___ EXERCISE MATERIAL

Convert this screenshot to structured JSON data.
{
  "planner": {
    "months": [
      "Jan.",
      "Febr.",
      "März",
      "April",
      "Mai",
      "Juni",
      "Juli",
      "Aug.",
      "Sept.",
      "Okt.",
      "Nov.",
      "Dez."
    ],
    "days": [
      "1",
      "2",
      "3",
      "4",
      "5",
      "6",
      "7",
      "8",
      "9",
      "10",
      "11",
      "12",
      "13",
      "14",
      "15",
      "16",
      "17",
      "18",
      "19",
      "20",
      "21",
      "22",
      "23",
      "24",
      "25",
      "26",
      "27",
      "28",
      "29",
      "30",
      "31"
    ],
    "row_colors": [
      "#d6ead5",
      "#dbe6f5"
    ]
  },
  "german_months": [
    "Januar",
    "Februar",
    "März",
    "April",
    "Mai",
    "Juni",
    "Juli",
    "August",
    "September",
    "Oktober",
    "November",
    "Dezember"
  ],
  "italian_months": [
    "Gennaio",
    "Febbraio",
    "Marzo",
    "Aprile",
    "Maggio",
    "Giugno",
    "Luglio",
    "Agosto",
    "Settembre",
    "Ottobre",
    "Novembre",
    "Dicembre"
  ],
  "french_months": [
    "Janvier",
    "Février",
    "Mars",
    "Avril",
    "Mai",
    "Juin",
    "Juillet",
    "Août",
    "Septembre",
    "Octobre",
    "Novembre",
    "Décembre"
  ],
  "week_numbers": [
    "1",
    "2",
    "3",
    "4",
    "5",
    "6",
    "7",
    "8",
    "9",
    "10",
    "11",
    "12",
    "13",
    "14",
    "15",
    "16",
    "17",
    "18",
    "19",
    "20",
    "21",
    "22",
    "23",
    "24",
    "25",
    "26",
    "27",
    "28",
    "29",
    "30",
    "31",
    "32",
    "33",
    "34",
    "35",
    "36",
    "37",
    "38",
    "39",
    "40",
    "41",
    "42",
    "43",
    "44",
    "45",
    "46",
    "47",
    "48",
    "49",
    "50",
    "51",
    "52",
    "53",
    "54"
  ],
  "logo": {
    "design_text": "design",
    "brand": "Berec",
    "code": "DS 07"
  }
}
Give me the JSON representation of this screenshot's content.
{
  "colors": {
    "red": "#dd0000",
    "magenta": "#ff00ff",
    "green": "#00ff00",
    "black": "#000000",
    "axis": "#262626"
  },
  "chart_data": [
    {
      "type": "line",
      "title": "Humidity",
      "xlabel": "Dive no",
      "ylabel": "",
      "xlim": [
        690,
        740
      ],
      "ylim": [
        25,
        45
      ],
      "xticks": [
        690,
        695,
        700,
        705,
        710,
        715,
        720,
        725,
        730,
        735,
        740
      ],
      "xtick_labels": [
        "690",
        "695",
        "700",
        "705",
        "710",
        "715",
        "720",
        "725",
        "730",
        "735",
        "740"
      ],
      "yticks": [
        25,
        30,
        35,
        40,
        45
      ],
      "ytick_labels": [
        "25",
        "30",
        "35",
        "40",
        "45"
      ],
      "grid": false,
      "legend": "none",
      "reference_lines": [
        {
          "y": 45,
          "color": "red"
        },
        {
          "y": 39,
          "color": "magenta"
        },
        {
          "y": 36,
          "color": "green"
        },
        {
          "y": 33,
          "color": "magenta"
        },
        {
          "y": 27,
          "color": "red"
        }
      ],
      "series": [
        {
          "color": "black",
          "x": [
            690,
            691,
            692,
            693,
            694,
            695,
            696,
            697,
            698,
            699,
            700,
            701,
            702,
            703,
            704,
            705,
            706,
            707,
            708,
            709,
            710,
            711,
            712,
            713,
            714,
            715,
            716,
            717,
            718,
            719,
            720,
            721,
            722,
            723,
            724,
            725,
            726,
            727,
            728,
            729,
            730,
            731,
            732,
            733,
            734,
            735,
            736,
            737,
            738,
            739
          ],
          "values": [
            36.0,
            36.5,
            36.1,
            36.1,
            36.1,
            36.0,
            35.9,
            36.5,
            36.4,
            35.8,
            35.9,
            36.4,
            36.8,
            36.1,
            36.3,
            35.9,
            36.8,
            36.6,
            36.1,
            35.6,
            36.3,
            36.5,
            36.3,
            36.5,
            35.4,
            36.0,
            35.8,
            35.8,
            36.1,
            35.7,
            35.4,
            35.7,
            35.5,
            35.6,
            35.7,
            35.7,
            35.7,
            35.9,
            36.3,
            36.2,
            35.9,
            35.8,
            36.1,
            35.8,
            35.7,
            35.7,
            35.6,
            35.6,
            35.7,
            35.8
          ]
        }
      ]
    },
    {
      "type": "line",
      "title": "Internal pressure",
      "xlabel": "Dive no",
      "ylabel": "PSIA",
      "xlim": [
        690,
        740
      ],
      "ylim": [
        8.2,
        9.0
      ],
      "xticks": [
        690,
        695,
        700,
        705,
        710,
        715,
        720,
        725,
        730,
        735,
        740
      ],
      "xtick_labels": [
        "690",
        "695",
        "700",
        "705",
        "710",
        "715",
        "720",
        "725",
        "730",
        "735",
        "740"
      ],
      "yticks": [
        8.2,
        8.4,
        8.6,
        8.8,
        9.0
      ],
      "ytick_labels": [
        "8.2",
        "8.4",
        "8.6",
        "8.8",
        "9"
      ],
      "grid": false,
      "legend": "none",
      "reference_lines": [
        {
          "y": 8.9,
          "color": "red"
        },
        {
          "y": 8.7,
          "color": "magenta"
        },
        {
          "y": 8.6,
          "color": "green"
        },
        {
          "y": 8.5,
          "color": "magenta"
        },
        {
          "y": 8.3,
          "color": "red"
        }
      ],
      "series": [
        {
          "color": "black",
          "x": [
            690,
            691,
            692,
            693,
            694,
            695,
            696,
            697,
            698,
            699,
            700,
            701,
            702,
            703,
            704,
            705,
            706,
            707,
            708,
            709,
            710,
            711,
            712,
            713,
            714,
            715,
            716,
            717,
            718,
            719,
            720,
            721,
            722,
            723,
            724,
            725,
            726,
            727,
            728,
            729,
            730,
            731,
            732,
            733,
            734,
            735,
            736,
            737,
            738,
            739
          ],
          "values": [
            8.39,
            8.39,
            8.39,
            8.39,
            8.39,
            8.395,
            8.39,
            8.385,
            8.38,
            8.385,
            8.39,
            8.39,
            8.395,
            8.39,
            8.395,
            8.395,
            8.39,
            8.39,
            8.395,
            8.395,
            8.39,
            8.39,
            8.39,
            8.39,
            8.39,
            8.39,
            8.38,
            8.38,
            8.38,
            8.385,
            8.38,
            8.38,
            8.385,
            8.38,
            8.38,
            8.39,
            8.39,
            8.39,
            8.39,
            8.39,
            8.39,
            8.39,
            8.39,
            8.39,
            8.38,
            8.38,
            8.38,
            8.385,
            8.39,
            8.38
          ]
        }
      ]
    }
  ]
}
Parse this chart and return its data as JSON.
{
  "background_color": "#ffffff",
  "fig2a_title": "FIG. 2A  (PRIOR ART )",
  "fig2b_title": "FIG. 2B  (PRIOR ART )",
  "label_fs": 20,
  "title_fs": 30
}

______

### REQUIRED WORK
Your task is to extract the lines running from the one with "Parse this chart and return its data as JSON." to the end of the material, inclusive, copying each exactly and adding nothing.

### THE COMPLETED TASK
Parse this chart and return its data as JSON.
{
  "background_color": "#ffffff",
  "fig2a_title": "FIG. 2A  (PRIOR ART )",
  "fig2b_title": "FIG. 2B  (PRIOR ART )",
  "label_fs": 20,
  "title_fs": 30
}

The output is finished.